Can you reproduce the data beneath, keeping every line exact?

* _Records for the exercise_
►

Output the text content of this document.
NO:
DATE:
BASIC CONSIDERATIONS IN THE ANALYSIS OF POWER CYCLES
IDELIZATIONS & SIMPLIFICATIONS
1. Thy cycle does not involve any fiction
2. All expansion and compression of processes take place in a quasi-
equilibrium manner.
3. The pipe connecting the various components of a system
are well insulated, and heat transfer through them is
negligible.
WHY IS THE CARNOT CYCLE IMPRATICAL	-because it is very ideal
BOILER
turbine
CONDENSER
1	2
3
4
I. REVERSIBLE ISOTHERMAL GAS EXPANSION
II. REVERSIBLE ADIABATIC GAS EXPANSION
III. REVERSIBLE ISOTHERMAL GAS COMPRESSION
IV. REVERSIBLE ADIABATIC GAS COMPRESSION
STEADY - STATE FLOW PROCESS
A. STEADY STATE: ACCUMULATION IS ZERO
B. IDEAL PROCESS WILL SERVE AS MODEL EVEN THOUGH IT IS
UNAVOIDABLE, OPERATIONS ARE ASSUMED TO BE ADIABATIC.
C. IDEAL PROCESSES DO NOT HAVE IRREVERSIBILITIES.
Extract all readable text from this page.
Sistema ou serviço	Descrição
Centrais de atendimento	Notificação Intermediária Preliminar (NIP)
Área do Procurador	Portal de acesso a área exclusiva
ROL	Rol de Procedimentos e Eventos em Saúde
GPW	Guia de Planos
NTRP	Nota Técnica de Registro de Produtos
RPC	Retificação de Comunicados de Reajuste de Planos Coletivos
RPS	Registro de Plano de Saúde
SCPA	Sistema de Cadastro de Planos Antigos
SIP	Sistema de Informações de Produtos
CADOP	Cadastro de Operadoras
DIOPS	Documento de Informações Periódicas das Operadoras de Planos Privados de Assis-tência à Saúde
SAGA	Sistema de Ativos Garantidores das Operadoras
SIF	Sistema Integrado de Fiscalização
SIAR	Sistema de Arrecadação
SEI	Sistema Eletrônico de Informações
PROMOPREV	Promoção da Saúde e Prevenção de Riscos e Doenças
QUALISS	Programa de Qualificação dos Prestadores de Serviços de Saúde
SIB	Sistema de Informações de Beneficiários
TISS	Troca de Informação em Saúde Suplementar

◄

* _Output for this exercise_
Output the text content of this document.
NO:
DATE:
BASIC CONSIDERATIONS IN THE ANALYSIS OF POWER CYCLES
IDELIZATIONS & SIMPLIFICATIONS
1. Thy cycle does not involve any fiction
2. All expansion and compression of processes take place in a quasi-
equilibrium manner.
3. The pipe connecting the various components of a system
are well insulated, and heat transfer through them is
negligible.
WHY IS THE CARNOT CYCLE IMPRATICAL	-because it is very ideal
BOILER
turbine
CONDENSER
1	2
3
4
I. REVERSIBLE ISOTHERMAL GAS EXPANSION
II. REVERSIBLE ADIABATIC GAS EXPANSION
III. REVERSIBLE ISOTHERMAL GAS COMPRESSION
IV. REVERSIBLE ADIABATIC GAS COMPRESSION
STEADY - STATE FLOW PROCESS
A. STEADY STATE: ACCUMULATION IS ZERO
B. IDEAL PROCESS WILL SERVE AS MODEL EVEN THOUGH IT IS
UNAVOIDABLE, OPERATIONS ARE ASSUMED TO BE ADIABATIC.
C. IDEAL PROCESSES DO NOT HAVE IRREVERSIBILITIES.
Extract all readable text from this page.
Sistema ou serviço	Descrição
Centrais de atendimento	Notificação Intermediária Preliminar (NIP)
Área do Procurador	Portal de acesso a área exclusiva
ROL	Rol de Procedimentos e Eventos em Saúde
GPW	Guia de Planos
NTRP	Nota Técnica de Registro de Produtos
RPC	Retificação de Comunicados de Reajuste de Planos Coletivos
RPS	Registro de Plano de Saúde
SCPA	Sistema de Cadastro de Planos Antigos
SIP	Sistema de Informações de Produtos
CADOP	Cadastro de Operadoras
DIOPS	Documento de Informações Periódicas das Operadoras de Planos Privados de Assis-tência à Saúde
SAGA	Sistema de Ativos Garantidores das Operadoras
SIF	Sistema Integrado de Fiscalização
SIAR	Sistema de Arrecadação
SEI	Sistema Eletrônico de Informações
PROMOPREV	Promoção da Saúde e Prevenção de Riscos e Doenças
QUALISS	Programa de Qualificação dos Prestadores de Serviços de Saúde
SIB	Sistema de Informações de Beneficiários
TISS	Troca de Informação em Saúde Suplementar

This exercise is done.